SHORT TASK A = Please reproduce the part of the gold article that begins at the words "Longer-Term Gold Performance" and stops after "year: -28.3% (2013)".

## begin ARTICLE

Longer-Term Gold Performance
Gold's 2025 performance reflects a sustained multi-year structural shift. Key longer-run data:
- 20-year total return (2004–2024): +543%, a CAGR of approximately 9.8%, per Diversify Guy's performance analysis
- 25-year cumulative return: Exceeding 1,300%, per VanEck's 2025 gold analysis
- Best single year: +31.4% (2007), per Visual Capitalist's annual returns chart
- Worst single year: -28.3% (2013)
- Crisis performance highlights: +25.1% (2020), -0.4% (2022 — while the S&P 500 fell 18%), +5.6% (2008)
Why Gold Has Strengthened Since 2022
Several structural factors explain gold's sustained outperformance, per multiple institutional sources:
-
Central bank buying at historic levels. Since the Russia-Ukraine war began in 2022, central banks have purchased over 1,000 tonnes of gold annually — roughly one-quarter to one-third of total global mine production. In 2025, central bank purchases totaled 863 tonnes, per the World Gold Council. State Street Global Advisors (SSGA) notes this marked the 16th consecutive year of official sector net purchases.

## end ARTICLE
## begin INPUT FOR THIS TASK

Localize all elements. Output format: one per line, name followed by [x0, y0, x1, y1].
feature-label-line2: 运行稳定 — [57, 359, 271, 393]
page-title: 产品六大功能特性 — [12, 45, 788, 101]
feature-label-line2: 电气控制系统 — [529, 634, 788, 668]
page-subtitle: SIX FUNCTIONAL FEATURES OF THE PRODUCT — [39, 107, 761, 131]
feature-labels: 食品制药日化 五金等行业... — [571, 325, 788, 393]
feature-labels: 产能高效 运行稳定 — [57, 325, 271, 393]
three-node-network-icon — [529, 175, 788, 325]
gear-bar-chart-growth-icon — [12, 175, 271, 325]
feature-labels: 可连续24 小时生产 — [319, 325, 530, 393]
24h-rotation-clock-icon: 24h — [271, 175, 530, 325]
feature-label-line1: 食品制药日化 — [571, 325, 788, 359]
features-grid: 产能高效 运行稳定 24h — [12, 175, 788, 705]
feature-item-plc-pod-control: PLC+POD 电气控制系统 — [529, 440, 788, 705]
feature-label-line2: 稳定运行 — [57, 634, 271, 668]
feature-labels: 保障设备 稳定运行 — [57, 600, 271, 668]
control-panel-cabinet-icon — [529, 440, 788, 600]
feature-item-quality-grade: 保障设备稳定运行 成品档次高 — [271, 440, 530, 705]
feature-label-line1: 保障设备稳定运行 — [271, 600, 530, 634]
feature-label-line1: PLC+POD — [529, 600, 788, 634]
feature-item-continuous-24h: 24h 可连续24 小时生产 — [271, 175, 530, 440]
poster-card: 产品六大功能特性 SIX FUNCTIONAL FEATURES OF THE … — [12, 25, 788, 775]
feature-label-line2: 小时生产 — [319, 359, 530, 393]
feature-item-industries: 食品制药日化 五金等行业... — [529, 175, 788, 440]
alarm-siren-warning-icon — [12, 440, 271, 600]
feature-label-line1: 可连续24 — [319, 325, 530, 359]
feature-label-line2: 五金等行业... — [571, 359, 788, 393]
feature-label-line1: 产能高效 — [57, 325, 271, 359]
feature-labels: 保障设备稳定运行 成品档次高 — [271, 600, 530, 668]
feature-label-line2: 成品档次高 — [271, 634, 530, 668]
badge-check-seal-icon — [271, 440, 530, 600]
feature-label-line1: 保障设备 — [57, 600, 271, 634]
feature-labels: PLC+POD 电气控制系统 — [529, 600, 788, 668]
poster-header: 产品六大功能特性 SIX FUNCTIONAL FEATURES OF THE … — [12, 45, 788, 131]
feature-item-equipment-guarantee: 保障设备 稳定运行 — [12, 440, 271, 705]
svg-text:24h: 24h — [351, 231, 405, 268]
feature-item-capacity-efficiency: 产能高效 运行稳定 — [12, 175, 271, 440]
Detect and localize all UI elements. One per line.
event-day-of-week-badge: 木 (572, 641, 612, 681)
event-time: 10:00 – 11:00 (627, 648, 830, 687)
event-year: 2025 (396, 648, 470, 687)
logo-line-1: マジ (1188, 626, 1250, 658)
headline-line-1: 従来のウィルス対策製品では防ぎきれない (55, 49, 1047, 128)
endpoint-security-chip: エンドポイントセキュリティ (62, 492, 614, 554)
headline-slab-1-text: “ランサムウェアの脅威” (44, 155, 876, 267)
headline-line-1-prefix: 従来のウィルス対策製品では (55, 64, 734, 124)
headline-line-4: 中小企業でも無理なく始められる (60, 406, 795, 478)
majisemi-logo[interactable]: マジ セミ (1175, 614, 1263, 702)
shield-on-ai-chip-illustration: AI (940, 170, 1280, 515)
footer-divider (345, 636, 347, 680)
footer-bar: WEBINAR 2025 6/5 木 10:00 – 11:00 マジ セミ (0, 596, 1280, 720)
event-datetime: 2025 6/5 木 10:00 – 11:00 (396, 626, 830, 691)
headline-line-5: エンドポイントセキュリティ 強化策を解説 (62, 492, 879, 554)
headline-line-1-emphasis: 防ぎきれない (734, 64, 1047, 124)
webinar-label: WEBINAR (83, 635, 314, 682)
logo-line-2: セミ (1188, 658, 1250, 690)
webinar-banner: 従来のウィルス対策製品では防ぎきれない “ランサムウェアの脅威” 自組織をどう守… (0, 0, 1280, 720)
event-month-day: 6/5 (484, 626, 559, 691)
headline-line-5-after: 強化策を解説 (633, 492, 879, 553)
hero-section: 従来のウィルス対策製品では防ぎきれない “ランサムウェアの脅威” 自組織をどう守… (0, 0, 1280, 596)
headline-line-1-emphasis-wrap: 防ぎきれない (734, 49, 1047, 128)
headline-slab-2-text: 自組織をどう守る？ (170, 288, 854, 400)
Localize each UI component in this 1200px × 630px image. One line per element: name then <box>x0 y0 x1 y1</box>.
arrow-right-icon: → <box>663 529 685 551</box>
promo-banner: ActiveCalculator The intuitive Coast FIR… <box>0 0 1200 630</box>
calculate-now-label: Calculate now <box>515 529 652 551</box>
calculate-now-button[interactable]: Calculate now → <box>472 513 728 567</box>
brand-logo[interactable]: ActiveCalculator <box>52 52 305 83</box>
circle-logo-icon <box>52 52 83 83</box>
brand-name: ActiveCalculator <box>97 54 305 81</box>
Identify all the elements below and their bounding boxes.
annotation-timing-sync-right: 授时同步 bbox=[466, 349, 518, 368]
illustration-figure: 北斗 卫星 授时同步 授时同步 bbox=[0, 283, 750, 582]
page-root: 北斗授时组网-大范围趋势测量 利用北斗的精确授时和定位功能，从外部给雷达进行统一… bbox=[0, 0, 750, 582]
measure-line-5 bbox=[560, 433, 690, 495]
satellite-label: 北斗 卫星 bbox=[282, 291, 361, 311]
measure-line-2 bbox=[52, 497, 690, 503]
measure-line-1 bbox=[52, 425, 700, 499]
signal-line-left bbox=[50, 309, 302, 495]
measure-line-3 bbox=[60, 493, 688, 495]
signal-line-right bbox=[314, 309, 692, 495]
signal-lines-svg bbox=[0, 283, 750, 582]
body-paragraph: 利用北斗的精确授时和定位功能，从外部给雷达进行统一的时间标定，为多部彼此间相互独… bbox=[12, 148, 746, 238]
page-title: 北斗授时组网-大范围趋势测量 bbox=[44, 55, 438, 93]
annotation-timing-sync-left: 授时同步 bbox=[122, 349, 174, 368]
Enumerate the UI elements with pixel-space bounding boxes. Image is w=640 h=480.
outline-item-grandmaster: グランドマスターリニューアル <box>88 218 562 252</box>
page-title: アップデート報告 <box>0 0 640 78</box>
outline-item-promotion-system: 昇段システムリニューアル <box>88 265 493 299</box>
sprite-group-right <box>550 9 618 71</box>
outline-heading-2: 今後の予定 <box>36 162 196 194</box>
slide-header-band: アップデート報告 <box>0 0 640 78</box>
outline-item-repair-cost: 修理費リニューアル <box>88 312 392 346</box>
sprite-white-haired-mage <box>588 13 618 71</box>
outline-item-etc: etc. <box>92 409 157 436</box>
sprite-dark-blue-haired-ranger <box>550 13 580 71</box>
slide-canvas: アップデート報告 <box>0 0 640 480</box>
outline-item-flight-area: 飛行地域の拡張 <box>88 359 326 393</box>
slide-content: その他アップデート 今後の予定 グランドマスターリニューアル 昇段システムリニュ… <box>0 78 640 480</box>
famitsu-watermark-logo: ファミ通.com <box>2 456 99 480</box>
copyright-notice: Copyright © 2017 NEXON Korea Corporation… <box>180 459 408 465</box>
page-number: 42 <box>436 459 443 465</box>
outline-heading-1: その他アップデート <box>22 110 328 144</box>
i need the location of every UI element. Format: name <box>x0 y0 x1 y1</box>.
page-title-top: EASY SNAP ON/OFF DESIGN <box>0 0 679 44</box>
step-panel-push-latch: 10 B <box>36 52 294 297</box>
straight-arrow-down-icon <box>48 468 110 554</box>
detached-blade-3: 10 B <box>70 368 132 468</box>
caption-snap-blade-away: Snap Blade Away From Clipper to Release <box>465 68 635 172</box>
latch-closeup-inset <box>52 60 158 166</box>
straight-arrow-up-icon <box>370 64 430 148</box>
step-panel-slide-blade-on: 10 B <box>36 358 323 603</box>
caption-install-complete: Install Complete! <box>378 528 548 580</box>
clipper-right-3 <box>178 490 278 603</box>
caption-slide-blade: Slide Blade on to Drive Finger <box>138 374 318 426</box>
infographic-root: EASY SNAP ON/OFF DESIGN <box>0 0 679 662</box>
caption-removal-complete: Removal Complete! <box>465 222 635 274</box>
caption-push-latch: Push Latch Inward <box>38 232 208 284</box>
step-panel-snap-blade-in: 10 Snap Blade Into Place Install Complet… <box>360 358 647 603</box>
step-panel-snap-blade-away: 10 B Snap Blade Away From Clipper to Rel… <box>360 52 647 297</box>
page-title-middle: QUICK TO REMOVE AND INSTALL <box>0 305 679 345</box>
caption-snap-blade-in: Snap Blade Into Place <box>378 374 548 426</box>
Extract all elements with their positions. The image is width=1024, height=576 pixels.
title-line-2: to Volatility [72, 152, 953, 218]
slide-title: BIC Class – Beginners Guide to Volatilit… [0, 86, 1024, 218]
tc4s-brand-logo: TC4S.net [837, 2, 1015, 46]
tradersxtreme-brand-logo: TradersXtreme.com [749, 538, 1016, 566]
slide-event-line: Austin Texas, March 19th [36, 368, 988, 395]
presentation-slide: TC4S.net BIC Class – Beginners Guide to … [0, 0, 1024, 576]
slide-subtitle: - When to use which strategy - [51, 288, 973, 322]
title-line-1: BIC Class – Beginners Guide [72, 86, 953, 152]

## end INPUT FOR THIS TASK

SHORT TASK B = Write out the rows word for word, from their first line through the line that contains "page-subtitle: SIX FUNCTIONAL", with both ends included.

TASK OUTPUT A =
Longer-Term Gold Performance
Gold's 2025 performance reflects a sustained multi-year structural shift. Key longer-run data:
- 20-year total return (2004–2024): +543%, a CAGR of approximately 9.8%, per Diversify Guy's performance analysis
- 25-year cumulative return: Exceeding 1,300%, per VanEck's 2025 gold analysis
- Best single year: +31.4% (2007), per Visual Capitalist's annual returns chart
- Worst single year: -28.3% (2013)

TASK OUTPUT B =
Localize all elements. Output format: one per line, name followed by [x0, y0, x1, y1].
feature-label-line2: 运行稳定 — [57, 359, 271, 393]
page-title: 产品六大功能特性 — [12, 45, 788, 101]
feature-label-line2: 电气控制系统 — [529, 634, 788, 668]
page-subtitle: SIX FUNCTIONAL FEATURES OF THE PRODUCT — [39, 107, 761, 131]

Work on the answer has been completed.